● **DIRECTIVE**
Scan the data below for the string "subscript". Copy every line where it appears.

Items from a figure collection
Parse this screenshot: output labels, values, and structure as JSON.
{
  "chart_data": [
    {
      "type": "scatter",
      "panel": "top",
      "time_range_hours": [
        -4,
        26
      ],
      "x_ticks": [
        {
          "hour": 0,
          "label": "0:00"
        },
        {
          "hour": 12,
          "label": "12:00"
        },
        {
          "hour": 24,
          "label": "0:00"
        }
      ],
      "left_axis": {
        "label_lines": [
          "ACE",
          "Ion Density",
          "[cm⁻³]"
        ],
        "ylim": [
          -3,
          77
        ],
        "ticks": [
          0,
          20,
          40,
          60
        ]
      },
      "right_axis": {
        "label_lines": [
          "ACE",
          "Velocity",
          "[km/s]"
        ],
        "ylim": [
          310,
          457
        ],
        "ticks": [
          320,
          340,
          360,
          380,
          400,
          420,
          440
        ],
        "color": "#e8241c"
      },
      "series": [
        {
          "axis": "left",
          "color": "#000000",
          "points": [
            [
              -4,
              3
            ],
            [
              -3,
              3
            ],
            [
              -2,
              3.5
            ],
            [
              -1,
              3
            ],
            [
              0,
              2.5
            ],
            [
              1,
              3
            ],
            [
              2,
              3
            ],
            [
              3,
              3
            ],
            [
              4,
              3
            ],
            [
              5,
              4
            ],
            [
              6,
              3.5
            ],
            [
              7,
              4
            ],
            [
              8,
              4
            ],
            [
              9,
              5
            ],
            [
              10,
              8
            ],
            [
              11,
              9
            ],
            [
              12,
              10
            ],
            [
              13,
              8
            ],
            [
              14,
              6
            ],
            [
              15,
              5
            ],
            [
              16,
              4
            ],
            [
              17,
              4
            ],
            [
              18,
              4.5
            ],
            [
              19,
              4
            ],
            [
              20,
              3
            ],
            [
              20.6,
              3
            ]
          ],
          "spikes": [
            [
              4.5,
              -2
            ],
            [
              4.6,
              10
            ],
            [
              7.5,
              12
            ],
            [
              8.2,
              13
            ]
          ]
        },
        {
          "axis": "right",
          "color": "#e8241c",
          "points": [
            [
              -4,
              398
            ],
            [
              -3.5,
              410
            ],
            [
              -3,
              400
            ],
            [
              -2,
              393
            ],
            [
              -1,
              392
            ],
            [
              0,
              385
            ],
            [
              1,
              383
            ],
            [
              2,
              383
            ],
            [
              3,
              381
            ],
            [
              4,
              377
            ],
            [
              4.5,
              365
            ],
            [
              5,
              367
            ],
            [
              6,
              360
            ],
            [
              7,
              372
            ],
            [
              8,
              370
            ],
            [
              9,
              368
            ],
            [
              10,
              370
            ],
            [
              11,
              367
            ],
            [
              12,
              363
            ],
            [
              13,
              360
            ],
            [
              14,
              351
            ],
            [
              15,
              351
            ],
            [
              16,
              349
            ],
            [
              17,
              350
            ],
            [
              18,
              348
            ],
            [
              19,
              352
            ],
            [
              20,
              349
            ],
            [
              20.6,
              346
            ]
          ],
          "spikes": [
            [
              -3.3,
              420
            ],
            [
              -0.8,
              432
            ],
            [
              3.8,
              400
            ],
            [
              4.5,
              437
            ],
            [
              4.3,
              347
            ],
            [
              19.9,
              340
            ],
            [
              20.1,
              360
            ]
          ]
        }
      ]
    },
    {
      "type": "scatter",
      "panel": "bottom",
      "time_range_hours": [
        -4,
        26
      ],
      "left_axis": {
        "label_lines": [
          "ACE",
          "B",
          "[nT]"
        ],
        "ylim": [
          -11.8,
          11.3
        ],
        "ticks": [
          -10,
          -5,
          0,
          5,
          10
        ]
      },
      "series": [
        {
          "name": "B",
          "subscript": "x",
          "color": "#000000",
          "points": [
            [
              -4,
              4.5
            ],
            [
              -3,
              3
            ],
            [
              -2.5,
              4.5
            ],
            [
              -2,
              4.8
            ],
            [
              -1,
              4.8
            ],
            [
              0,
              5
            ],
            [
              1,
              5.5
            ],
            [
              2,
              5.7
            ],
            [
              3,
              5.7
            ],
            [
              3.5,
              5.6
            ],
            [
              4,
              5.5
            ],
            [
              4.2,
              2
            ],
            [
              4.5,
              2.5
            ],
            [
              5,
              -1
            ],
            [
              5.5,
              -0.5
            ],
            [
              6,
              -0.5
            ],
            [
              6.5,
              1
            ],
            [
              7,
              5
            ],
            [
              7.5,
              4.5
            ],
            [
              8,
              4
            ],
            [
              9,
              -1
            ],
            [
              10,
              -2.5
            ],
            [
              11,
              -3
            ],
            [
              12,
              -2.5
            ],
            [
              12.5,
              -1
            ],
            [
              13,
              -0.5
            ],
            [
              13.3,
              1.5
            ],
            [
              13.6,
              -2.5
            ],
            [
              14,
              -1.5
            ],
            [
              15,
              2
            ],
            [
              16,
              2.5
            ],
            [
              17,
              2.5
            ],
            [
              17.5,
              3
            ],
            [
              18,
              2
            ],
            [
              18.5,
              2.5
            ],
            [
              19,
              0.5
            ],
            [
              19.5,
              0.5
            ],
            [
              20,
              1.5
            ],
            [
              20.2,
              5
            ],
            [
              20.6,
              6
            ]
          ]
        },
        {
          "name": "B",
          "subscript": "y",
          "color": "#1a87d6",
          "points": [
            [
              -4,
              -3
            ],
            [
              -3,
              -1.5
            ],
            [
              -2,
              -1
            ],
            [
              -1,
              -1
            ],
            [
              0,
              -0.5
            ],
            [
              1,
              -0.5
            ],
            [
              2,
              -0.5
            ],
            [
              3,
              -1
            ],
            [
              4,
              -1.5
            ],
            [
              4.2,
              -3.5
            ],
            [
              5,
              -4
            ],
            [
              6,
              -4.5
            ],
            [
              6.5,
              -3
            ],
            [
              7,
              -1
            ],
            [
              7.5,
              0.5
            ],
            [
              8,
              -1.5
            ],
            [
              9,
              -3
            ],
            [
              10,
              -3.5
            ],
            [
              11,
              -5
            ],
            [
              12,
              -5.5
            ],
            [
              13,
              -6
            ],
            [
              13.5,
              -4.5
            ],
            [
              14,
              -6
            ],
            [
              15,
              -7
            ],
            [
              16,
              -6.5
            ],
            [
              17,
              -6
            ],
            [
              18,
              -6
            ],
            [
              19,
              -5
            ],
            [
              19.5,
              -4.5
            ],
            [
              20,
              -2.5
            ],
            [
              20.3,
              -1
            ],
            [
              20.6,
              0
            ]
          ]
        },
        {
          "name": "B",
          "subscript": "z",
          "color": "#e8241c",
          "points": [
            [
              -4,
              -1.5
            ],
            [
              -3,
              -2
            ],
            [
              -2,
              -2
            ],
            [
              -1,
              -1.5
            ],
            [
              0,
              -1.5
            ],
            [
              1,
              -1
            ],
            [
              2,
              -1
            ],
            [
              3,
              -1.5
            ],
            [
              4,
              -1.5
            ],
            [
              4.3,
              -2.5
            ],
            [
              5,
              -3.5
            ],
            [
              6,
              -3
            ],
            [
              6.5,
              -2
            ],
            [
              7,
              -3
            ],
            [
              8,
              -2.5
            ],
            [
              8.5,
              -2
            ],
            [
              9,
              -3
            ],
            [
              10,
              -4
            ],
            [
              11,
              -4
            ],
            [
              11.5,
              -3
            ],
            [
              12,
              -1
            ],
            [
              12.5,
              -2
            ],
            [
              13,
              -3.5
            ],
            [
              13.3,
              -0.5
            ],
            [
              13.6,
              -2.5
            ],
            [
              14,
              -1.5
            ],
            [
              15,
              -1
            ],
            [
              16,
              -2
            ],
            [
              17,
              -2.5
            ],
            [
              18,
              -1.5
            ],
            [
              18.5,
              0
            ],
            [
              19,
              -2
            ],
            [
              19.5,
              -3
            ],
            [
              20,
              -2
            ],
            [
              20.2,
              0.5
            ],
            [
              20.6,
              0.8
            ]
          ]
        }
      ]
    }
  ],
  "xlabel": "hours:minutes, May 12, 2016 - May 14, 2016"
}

● **SOLUTION TO THIS EXERCISE**
          "subscript": "x",
          "subscript": "y",
          "subscript": "z",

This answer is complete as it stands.